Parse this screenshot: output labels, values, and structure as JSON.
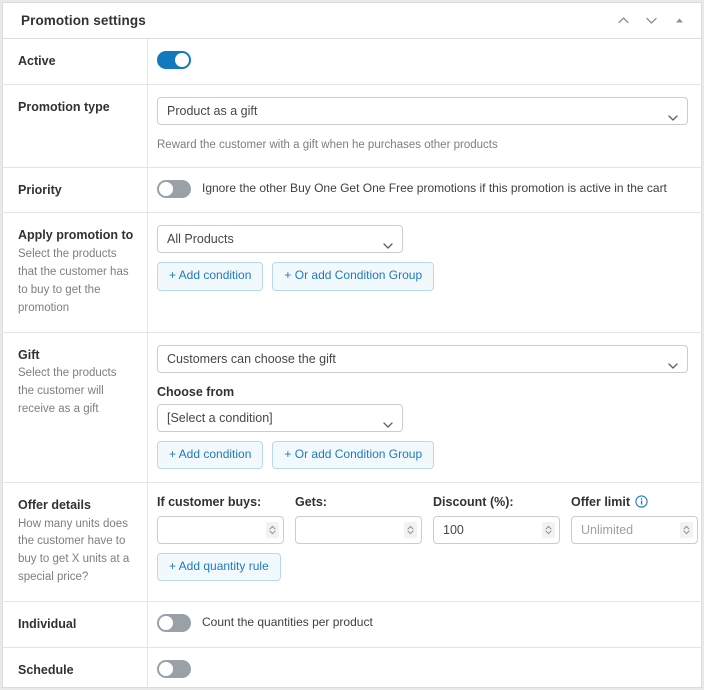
{
  "header": {
    "title": "Promotion settings",
    "icons": [
      {
        "name": "chevron-up-icon"
      },
      {
        "name": "chevron-down-icon"
      },
      {
        "name": "collapse-caret-icon"
      }
    ]
  },
  "rows": {
    "active": {
      "label": "Active",
      "toggle_state": "on"
    },
    "promotion_type": {
      "label": "Promotion type",
      "select_value": "Product as a gift",
      "help_text": "Reward the customer with a gift when he purchases other products"
    },
    "priority": {
      "label": "Priority",
      "toggle_state": "off",
      "toggle_text": "Ignore the other Buy One Get One Free promotions if this promotion is active in the cart"
    },
    "apply_promotion_to": {
      "label": "Apply promotion to",
      "description": "Select the products that the customer has to buy to get the promotion",
      "select_value": "All Products",
      "add_condition_label": "+ Add condition",
      "add_condition_group_label": "+ Or add Condition Group"
    },
    "gift": {
      "label": "Gift",
      "description": "Select the products the customer will receive as a gift",
      "select_value": "Customers can choose the gift",
      "choose_from_label": "Choose from",
      "choose_from_value": "[Select a condition]",
      "add_condition_label": "+ Add condition",
      "add_condition_group_label": "+ Or add Condition Group"
    },
    "offer_details": {
      "label": "Offer details",
      "description": "How many units does the customer have to buy to get X units at a special price?",
      "columns": [
        {
          "head": "If customer buys:",
          "value": "",
          "placeholder": "",
          "info": false
        },
        {
          "head": "Gets:",
          "value": "",
          "placeholder": "",
          "info": false
        },
        {
          "head": "Discount (%):",
          "value": "100",
          "placeholder": "",
          "info": false
        },
        {
          "head": "Offer limit",
          "value": "",
          "placeholder": "Unlimited",
          "info": true
        }
      ],
      "add_quantity_rule_label": "+ Add quantity rule"
    },
    "individual": {
      "label": "Individual",
      "toggle_state": "off",
      "toggle_text": "Count the quantities per product"
    },
    "schedule": {
      "label": "Schedule",
      "toggle_state": "off"
    }
  },
  "colors": {
    "accent": "#1379bf",
    "toggle_off": "#98a0a8",
    "border": "#e4e4e5",
    "link": "#2279c0"
  }
}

**Work to complete**.
Find each line holding the word "chevron" and copy it.

**Final result**.
        "name": "chevron-up-icon"
        "name": "chevron-down-icon"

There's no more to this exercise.